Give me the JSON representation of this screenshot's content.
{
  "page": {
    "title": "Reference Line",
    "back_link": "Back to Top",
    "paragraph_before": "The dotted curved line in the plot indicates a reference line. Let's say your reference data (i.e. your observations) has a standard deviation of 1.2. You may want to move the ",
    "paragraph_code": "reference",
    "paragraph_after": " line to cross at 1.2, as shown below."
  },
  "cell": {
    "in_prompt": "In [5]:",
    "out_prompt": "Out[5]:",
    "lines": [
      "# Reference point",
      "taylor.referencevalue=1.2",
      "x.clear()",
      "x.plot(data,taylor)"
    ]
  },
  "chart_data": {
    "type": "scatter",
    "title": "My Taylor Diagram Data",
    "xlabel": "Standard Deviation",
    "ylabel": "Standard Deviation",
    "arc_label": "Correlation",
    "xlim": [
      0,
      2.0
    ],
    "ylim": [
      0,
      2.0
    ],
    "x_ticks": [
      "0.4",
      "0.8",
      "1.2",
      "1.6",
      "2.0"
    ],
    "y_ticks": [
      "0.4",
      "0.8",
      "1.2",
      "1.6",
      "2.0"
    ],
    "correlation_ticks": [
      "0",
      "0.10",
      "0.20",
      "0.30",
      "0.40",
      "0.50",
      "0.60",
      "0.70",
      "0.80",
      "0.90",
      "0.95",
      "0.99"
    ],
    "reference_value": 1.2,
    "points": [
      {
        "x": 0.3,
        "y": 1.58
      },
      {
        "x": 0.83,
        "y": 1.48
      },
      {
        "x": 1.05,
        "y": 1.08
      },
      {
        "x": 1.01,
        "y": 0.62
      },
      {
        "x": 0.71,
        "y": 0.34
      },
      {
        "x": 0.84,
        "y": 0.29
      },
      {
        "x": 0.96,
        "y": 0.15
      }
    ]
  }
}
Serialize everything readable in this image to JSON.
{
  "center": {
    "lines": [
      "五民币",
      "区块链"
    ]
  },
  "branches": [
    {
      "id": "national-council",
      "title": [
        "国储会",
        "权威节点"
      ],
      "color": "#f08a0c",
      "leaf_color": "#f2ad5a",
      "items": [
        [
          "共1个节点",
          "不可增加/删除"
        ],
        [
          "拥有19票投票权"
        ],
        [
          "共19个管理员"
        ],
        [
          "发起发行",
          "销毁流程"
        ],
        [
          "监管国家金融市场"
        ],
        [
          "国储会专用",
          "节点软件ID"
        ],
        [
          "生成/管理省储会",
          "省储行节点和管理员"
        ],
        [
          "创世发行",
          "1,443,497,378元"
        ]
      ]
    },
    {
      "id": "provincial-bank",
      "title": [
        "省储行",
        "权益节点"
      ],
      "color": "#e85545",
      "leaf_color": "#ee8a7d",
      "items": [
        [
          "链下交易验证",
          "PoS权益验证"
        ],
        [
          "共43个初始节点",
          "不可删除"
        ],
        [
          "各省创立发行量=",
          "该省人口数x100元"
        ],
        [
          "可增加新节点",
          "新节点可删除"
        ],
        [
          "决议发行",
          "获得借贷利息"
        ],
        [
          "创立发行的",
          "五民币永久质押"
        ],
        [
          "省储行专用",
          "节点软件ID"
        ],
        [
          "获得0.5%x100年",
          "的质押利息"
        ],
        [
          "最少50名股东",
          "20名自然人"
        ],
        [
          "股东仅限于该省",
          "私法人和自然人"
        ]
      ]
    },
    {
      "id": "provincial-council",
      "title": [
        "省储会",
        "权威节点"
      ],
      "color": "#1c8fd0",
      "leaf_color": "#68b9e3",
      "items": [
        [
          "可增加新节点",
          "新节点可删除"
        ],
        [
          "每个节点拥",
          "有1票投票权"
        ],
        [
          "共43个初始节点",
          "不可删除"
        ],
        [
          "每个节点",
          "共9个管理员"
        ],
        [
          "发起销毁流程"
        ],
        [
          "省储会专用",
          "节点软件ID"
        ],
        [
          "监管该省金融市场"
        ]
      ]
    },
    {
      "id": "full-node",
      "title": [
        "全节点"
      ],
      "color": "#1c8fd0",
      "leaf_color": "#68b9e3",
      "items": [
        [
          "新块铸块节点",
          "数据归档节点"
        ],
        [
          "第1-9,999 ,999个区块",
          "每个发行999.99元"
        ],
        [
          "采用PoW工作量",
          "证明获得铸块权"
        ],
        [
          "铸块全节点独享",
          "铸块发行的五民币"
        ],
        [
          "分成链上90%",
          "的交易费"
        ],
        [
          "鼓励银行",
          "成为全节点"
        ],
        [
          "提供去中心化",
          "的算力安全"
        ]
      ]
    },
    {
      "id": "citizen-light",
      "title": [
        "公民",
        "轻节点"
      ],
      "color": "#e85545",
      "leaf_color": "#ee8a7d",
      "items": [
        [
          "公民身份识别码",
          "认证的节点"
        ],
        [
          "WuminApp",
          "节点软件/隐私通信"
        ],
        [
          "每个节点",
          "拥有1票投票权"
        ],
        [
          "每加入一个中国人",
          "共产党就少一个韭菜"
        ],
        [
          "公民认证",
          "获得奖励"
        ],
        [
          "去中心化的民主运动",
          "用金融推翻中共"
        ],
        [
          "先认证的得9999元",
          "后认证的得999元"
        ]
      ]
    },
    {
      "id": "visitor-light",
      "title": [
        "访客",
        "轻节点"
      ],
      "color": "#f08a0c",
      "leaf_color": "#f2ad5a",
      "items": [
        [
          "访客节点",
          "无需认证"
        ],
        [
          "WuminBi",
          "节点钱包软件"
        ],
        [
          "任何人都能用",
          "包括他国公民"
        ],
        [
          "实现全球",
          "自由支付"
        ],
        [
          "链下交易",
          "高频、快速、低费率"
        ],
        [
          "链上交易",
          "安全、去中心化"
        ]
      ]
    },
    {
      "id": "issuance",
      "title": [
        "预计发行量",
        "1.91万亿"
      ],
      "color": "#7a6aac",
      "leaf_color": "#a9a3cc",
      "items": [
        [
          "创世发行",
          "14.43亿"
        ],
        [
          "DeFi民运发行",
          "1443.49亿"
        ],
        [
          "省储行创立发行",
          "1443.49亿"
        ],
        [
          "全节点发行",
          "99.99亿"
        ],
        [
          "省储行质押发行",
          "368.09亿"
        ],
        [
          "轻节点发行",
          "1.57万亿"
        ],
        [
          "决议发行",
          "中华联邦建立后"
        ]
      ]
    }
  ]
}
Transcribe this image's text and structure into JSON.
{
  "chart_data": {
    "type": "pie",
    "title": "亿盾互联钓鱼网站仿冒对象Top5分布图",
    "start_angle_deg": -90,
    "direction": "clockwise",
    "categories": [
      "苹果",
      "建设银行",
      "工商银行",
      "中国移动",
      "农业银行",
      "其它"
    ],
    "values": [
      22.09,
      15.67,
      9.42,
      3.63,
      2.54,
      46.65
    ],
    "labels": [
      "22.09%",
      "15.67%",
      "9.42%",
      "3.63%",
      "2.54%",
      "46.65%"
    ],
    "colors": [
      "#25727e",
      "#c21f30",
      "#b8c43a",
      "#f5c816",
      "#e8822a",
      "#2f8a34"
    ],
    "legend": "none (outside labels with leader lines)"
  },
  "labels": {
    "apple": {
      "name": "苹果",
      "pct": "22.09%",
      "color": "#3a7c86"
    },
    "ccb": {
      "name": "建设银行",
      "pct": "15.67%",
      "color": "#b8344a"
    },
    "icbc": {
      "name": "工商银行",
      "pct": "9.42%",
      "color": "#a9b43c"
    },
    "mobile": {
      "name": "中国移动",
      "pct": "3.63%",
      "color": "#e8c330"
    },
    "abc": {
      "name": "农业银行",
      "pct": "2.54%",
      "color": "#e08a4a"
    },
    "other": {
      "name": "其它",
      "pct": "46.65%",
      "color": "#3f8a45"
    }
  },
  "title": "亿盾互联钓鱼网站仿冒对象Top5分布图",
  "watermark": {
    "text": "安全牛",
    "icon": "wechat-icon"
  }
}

---------------

To be done:
List each line in the listing that contains the string "image".

Exercise answer:
Serialize everything readable in this image to JSON.
Transcribe this image's text and structure into JSON.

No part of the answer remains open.